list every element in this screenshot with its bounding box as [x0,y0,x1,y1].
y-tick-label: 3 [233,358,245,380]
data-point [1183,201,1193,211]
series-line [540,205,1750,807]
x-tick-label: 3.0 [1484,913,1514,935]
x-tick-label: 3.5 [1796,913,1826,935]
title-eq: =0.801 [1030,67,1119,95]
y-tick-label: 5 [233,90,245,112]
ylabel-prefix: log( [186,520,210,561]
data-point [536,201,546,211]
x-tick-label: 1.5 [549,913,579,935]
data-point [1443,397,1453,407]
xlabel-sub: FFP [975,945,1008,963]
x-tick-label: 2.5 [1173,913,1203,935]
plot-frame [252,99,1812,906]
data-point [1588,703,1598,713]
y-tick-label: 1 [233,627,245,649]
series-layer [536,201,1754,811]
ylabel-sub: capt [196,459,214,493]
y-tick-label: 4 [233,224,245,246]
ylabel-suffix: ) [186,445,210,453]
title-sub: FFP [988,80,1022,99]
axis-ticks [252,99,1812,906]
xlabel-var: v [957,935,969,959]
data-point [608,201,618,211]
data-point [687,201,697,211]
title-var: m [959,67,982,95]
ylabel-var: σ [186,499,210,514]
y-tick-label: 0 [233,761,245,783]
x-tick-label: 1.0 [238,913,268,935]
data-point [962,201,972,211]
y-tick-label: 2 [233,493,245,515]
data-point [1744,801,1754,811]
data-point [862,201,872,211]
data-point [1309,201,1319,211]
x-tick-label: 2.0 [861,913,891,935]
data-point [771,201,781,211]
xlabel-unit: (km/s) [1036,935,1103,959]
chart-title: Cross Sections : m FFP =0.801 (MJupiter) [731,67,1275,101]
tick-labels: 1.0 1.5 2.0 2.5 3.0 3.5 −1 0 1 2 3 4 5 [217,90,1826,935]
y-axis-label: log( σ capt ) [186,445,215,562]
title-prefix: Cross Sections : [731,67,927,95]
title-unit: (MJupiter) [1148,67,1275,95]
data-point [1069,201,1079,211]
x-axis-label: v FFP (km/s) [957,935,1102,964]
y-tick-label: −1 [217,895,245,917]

###

Could you reproduce all of the entries above, line for line, with every character unchanged?

list every element in this screenshot with its bounding box as [x0,y0,x1,y1].
y-tick-label: 3 [233,358,245,380]
data-point [1183,201,1193,211]
series-line [540,205,1750,807]
x-tick-label: 3.0 [1484,913,1514,935]
x-tick-label: 3.5 [1796,913,1826,935]
title-eq: =0.801 [1030,67,1119,95]
y-tick-label: 5 [233,90,245,112]
ylabel-prefix: log( [186,520,210,561]
data-point [536,201,546,211]
x-tick-label: 1.5 [549,913,579,935]
data-point [1443,397,1453,407]
xlabel-sub: FFP [975,945,1008,963]
x-tick-label: 2.5 [1173,913,1203,935]
plot-frame [252,99,1812,906]
data-point [1588,703,1598,713]
y-tick-label: 1 [233,627,245,649]
series-layer [536,201,1754,811]
ylabel-sub: capt [196,459,214,493]
y-tick-label: 4 [233,224,245,246]
ylabel-suffix: ) [186,445,210,453]
title-sub: FFP [988,80,1022,99]
axis-ticks [252,99,1812,906]
xlabel-var: v [957,935,969,959]
data-point [608,201,618,211]
data-point [687,201,697,211]
title-var: m [959,67,982,95]
ylabel-var: σ [186,499,210,514]
y-tick-label: 0 [233,761,245,783]
x-tick-label: 1.0 [238,913,268,935]
data-point [962,201,972,211]
y-tick-label: 2 [233,493,245,515]
data-point [1744,801,1754,811]
data-point [862,201,872,211]
data-point [1309,201,1319,211]
x-tick-label: 2.0 [861,913,891,935]
data-point [771,201,781,211]
xlabel-unit: (km/s) [1036,935,1103,959]
chart-title: Cross Sections : m FFP =0.801 (MJupiter) [731,67,1275,101]
tick-labels: 1.0 1.5 2.0 2.5 3.0 3.5 −1 0 1 2 3 4 5 [217,90,1826,935]
y-axis-label: log( σ capt ) [186,445,215,562]
title-prefix: Cross Sections : [731,67,927,95]
title-unit: (MJupiter) [1148,67,1275,95]
data-point [1069,201,1079,211]
x-axis-label: v FFP (km/s) [957,935,1102,964]
y-tick-label: −1 [217,895,245,917]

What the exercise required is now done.